[Stored items from a collection]
* begin *
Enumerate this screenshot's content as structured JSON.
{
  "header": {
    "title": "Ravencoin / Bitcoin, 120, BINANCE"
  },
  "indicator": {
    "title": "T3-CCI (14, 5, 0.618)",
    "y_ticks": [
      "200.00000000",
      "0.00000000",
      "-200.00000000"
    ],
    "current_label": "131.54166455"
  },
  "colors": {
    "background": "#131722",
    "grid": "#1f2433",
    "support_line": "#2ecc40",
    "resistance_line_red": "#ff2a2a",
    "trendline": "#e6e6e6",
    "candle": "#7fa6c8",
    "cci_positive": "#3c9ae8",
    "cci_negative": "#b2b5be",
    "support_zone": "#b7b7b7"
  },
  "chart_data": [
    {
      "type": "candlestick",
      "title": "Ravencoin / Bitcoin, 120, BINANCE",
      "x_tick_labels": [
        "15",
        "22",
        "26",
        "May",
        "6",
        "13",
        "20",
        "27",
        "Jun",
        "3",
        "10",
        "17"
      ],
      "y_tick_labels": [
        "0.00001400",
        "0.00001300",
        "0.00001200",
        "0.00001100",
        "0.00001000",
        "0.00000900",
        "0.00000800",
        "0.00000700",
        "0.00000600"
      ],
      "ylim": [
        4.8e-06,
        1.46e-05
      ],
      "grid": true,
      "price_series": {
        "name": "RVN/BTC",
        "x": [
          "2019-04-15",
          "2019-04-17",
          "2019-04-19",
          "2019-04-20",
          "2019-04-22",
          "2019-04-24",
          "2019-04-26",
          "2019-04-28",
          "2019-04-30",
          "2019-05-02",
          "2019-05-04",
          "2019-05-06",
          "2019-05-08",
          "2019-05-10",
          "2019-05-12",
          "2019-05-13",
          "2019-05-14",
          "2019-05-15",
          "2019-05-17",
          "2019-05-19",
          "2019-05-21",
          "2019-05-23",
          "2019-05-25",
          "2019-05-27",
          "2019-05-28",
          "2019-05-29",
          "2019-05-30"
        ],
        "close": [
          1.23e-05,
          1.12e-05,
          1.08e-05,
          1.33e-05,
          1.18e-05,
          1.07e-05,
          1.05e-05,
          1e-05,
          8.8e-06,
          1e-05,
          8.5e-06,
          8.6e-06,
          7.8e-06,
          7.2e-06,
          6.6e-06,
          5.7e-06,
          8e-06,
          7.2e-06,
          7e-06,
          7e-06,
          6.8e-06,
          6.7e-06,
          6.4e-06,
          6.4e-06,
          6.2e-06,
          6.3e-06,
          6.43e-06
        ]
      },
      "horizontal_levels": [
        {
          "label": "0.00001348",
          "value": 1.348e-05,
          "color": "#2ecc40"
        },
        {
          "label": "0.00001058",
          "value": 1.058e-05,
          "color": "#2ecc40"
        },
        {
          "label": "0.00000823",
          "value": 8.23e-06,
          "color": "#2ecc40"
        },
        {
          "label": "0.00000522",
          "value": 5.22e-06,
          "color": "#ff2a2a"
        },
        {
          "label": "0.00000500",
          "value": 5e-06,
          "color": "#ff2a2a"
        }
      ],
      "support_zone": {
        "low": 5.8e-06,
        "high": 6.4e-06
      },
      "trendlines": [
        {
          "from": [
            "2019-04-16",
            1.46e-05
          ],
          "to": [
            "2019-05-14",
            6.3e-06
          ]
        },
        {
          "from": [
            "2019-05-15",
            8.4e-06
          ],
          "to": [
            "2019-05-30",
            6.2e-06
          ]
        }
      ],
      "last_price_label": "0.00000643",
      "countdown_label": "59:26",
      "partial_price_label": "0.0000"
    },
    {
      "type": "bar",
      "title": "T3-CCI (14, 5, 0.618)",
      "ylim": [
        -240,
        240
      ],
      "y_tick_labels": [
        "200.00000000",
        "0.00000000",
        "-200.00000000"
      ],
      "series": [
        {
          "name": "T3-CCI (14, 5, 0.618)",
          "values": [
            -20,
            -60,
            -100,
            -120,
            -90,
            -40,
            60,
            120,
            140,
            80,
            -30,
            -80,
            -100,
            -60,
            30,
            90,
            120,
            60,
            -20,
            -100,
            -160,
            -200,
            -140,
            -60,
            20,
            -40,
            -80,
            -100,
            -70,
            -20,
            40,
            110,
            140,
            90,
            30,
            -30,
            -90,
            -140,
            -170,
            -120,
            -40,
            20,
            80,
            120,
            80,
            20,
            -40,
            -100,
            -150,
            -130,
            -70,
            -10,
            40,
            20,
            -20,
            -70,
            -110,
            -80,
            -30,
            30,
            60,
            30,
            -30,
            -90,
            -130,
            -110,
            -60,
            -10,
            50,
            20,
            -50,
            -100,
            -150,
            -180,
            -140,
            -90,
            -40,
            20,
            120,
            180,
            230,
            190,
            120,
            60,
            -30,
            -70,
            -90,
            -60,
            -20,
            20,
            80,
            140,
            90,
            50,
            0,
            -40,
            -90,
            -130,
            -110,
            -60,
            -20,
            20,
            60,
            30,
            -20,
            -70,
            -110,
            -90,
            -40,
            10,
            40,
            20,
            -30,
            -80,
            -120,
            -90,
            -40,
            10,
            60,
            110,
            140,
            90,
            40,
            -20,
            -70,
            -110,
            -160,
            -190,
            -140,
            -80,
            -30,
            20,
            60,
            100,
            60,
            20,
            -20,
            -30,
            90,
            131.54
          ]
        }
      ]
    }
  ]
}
* end *
■ **TASK TO CARRY OUT**: Repeat the data precisely, reproducing every entry.

■ **OUTPUT FOR THIS TASK**:
Enumerate this screenshot's content as structured JSON.
{
  "header": {
    "title": "Ravencoin / Bitcoin, 120, BINANCE"
  },
  "indicator": {
    "title": "T3-CCI (14, 5, 0.618)",
    "y_ticks": [
      "200.00000000",
      "0.00000000",
      "-200.00000000"
    ],
    "current_label": "131.54166455"
  },
  "colors": {
    "background": "#131722",
    "grid": "#1f2433",
    "support_line": "#2ecc40",
    "resistance_line_red": "#ff2a2a",
    "trendline": "#e6e6e6",
    "candle": "#7fa6c8",
    "cci_positive": "#3c9ae8",
    "cci_negative": "#b2b5be",
    "support_zone": "#b7b7b7"
  },
  "chart_data": [
    {
      "type": "candlestick",
      "title": "Ravencoin / Bitcoin, 120, BINANCE",
      "x_tick_labels": [
        "15",
        "22",
        "26",
        "May",
        "6",
        "13",
        "20",
        "27",
        "Jun",
        "3",
        "10",
        "17"
      ],
      "y_tick_labels": [
        "0.00001400",
        "0.00001300",
        "0.00001200",
        "0.00001100",
        "0.00001000",
        "0.00000900",
        "0.00000800",
        "0.00000700",
        "0.00000600"
      ],
      "ylim": [
        4.8e-06,
        1.46e-05
      ],
      "grid": true,
      "price_series": {
        "name": "RVN/BTC",
        "x": [
          "2019-04-15",
          "2019-04-17",
          "2019-04-19",
          "2019-04-20",
          "2019-04-22",
          "2019-04-24",
          "2019-04-26",
          "2019-04-28",
          "2019-04-30",
          "2019-05-02",
          "2019-05-04",
          "2019-05-06",
          "2019-05-08",
          "2019-05-10",
          "2019-05-12",
          "2019-05-13",
          "2019-05-14",
          "2019-05-15",
          "2019-05-17",
          "2019-05-19",
          "2019-05-21",
          "2019-05-23",
          "2019-05-25",
          "2019-05-27",
          "2019-05-28",
          "2019-05-29",
          "2019-05-30"
        ],
        "close": [
          1.23e-05,
          1.12e-05,
          1.08e-05,
          1.33e-05,
          1.18e-05,
          1.07e-05,
          1.05e-05,
          1e-05,
          8.8e-06,
          1e-05,
          8.5e-06,
          8.6e-06,
          7.8e-06,
          7.2e-06,
          6.6e-06,
          5.7e-06,
          8e-06,
          7.2e-06,
          7e-06,
          7e-06,
          6.8e-06,
          6.7e-06,
          6.4e-06,
          6.4e-06,
          6.2e-06,
          6.3e-06,
          6.43e-06
        ]
      },
      "horizontal_levels": [
        {
          "label": "0.00001348",
          "value": 1.348e-05,
          "color": "#2ecc40"
        },
        {
          "label": "0.00001058",
          "value": 1.058e-05,
          "color": "#2ecc40"
        },
        {
          "label": "0.00000823",
          "value": 8.23e-06,
          "color": "#2ecc40"
        },
        {
          "label": "0.00000522",
          "value": 5.22e-06,
          "color": "#ff2a2a"
        },
        {
          "label": "0.00000500",
          "value": 5e-06,
          "color": "#ff2a2a"
        }
      ],
      "support_zone": {
        "low": 5.8e-06,
        "high": 6.4e-06
      },
      "trendlines": [
        {
          "from": [
            "2019-04-16",
            1.46e-05
          ],
          "to": [
            "2019-05-14",
            6.3e-06
          ]
        },
        {
          "from": [
            "2019-05-15",
            8.4e-06
          ],
          "to": [
            "2019-05-30",
            6.2e-06
          ]
        }
      ],
      "last_price_label": "0.00000643",
      "countdown_label": "59:26",
      "partial_price_label": "0.0000"
    },
    {
      "type": "bar",
      "title": "T3-CCI (14, 5, 0.618)",
      "ylim": [
        -240,
        240
      ],
      "y_tick_labels": [
        "200.00000000",
        "0.00000000",
        "-200.00000000"
      ],
      "series": [
        {
          "name": "T3-CCI (14, 5, 0.618)",
          "values": [
            -20,
            -60,
            -100,
            -120,
            -90,
            -40,
            60,
            120,
            140,
            80,
            -30,
            -80,
            -100,
            -60,
            30,
            90,
            120,
            60,
            -20,
            -100,
            -160,
            -200,
            -140,
            -60,
            20,
            -40,
            -80,
            -100,
            -70,
            -20,
            40,
            110,
            140,
            90,
            30,
            -30,
            -90,
            -140,
            -170,
            -120,
            -40,
            20,
            80,
            120,
            80,
            20,
            -40,
            -100,
            -150,
            -130,
            -70,
            -10,
            40,
            20,
            -20,
            -70,
            -110,
            -80,
            -30,
            30,
            60,
            30,
            -30,
            -90,
            -130,
            -110,
            -60,
            -10,
            50,
            20,
            -50,
            -100,
            -150,
            -180,
            -140,
            -90,
            -40,
            20,
            120,
            180,
            230,
            190,
            120,
            60,
            -30,
            -70,
            -90,
            -60,
            -20,
            20,
            80,
            140,
            90,
            50,
            0,
            -40,
            -90,
            -130,
            -110,
            -60,
            -20,
            20,
            60,
            30,
            -20,
            -70,
            -110,
            -90,
            -40,
            10,
            40,
            20,
            -30,
            -80,
            -120,
            -90,
            -40,
            10,
            60,
            110,
            140,
            90,
            40,
            -20,
            -70,
            -110,
            -160,
            -190,
            -140,
            -80,
            -30,
            20,
            60,
            100,
            60,
            20,
            -20,
            -30,
            90,
            131.54
          ]
        }
      ]
    }
  ]
}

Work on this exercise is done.